Data excerpts:
* BEGIN *

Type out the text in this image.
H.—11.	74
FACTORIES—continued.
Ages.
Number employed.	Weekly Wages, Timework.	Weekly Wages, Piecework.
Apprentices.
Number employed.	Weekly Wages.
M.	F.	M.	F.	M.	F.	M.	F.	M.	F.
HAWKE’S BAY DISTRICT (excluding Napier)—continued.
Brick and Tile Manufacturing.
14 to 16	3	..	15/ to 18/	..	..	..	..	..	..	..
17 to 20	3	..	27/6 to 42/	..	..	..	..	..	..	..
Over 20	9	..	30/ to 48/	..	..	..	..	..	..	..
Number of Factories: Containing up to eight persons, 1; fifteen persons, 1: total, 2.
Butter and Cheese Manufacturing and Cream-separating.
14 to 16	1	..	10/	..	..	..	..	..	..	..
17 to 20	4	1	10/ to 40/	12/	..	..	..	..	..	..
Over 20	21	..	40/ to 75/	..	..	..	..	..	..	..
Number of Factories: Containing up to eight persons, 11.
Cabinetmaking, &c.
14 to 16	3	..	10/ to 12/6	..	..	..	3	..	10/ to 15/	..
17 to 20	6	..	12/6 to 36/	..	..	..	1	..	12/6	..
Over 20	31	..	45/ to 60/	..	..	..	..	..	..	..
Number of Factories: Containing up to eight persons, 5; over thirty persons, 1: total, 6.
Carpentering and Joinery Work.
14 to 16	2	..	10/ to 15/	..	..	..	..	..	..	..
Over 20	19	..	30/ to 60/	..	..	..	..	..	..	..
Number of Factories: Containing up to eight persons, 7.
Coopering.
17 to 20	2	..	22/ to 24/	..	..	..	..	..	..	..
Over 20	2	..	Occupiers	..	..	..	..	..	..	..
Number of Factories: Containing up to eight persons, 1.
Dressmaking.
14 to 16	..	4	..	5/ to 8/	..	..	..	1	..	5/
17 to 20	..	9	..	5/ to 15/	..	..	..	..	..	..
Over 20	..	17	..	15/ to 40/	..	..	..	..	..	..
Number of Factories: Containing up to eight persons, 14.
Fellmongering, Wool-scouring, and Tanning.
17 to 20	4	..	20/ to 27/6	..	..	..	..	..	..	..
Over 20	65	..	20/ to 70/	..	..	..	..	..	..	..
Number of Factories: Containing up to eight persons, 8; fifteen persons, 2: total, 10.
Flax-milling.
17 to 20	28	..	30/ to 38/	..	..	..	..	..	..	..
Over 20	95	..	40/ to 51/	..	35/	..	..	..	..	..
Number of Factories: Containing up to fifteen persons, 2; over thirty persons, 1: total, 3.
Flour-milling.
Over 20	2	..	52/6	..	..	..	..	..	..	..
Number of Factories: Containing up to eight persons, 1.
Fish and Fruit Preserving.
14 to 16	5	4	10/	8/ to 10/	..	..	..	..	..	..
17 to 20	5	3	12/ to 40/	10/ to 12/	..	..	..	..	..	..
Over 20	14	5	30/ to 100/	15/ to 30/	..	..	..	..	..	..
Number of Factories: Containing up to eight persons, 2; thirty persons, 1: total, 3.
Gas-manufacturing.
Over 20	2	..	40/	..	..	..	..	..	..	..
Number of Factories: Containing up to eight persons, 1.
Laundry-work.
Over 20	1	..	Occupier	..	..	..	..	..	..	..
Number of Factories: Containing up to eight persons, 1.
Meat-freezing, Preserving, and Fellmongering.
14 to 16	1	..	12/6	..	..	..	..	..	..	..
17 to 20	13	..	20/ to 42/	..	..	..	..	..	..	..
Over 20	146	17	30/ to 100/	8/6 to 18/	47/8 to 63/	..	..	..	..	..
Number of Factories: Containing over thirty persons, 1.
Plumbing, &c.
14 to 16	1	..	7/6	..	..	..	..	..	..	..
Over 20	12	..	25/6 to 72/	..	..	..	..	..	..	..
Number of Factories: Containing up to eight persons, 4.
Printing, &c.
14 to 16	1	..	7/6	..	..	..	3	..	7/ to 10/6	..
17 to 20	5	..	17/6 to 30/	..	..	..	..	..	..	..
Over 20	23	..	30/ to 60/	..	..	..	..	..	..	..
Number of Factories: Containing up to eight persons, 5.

* END *

Output the complete data exactly as written.

Type out the text in this image.
H.—11.	74
FACTORIES—continued.
Ages.
Number employed.	Weekly Wages, Timework.	Weekly Wages, Piecework.
Apprentices.
Number employed.	Weekly Wages.
M.	F.	M.	F.	M.	F.	M.	F.	M.	F.
HAWKE’S BAY DISTRICT (excluding Napier)—continued.
Brick and Tile Manufacturing.
14 to 16	3	..	15/ to 18/	..	..	..	..	..	..	..
17 to 20	3	..	27/6 to 42/	..	..	..	..	..	..	..
Over 20	9	..	30/ to 48/	..	..	..	..	..	..	..
Number of Factories: Containing up to eight persons, 1; fifteen persons, 1: total, 2.
Butter and Cheese Manufacturing and Cream-separating.
14 to 16	1	..	10/	..	..	..	..	..	..	..
17 to 20	4	1	10/ to 40/	12/	..	..	..	..	..	..
Over 20	21	..	40/ to 75/	..	..	..	..	..	..	..
Number of Factories: Containing up to eight persons, 11.
Cabinetmaking, &c.
14 to 16	3	..	10/ to 12/6	..	..	..	3	..	10/ to 15/	..
17 to 20	6	..	12/6 to 36/	..	..	..	1	..	12/6	..
Over 20	31	..	45/ to 60/	..	..	..	..	..	..	..
Number of Factories: Containing up to eight persons, 5; over thirty persons, 1: total, 6.
Carpentering and Joinery Work.
14 to 16	2	..	10/ to 15/	..	..	..	..	..	..	..
Over 20	19	..	30/ to 60/	..	..	..	..	..	..	..
Number of Factories: Containing up to eight persons, 7.
Coopering.
17 to 20	2	..	22/ to 24/	..	..	..	..	..	..	..
Over 20	2	..	Occupiers	..	..	..	..	..	..	..
Number of Factories: Containing up to eight persons, 1.
Dressmaking.
14 to 16	..	4	..	5/ to 8/	..	..	..	1	..	5/
17 to 20	..	9	..	5/ to 15/	..	..	..	..	..	..
Over 20	..	17	..	15/ to 40/	..	..	..	..	..	..
Number of Factories: Containing up to eight persons, 14.
Fellmongering, Wool-scouring, and Tanning.
17 to 20	4	..	20/ to 27/6	..	..	..	..	..	..	..
Over 20	65	..	20/ to 70/	..	..	..	..	..	..	..
Number of Factories: Containing up to eight persons, 8; fifteen persons, 2: total, 10.
Flax-milling.
17 to 20	28	..	30/ to 38/	..	..	..	..	..	..	..
Over 20	95	..	40/ to 51/	..	35/	..	..	..	..	..
Number of Factories: Containing up to fifteen persons, 2; over thirty persons, 1: total, 3.
Flour-milling.
Over 20	2	..	52/6	..	..	..	..	..	..	..
Number of Factories: Containing up to eight persons, 1.
Fish and Fruit Preserving.
14 to 16	5	4	10/	8/ to 10/	..	..	..	..	..	..
17 to 20	5	3	12/ to 40/	10/ to 12/	..	..	..	..	..	..
Over 20	14	5	30/ to 100/	15/ to 30/	..	..	..	..	..	..
Number of Factories: Containing up to eight persons, 2; thirty persons, 1: total, 3.
Gas-manufacturing.
Over 20	2	..	40/	..	..	..	..	..	..	..
Number of Factories: Containing up to eight persons, 1.
Laundry-work.
Over 20	1	..	Occupier	..	..	..	..	..	..	..
Number of Factories: Containing up to eight persons, 1.
Meat-freezing, Preserving, and Fellmongering.
14 to 16	1	..	12/6	..	..	..	..	..	..	..
17 to 20	13	..	20/ to 42/	..	..	..	..	..	..	..
Over 20	146	17	30/ to 100/	8/6 to 18/	47/8 to 63/	..	..	..	..	..
Number of Factories: Containing over thirty persons, 1.
Plumbing, &c.
14 to 16	1	..	7/6	..	..	..	..	..	..	..
Over 20	12	..	25/6 to 72/	..	..	..	..	..	..	..
Number of Factories: Containing up to eight persons, 4.
Printing, &c.
14 to 16	1	..	7/6	..	..	..	3	..	7/ to 10/6	..
17 to 20	5	..	17/6 to 30/	..	..	..	..	..	..	..
Over 20	23	..	30/ to 60/	..	..	..	..	..	..	..
Number of Factories: Containing up to eight persons, 5.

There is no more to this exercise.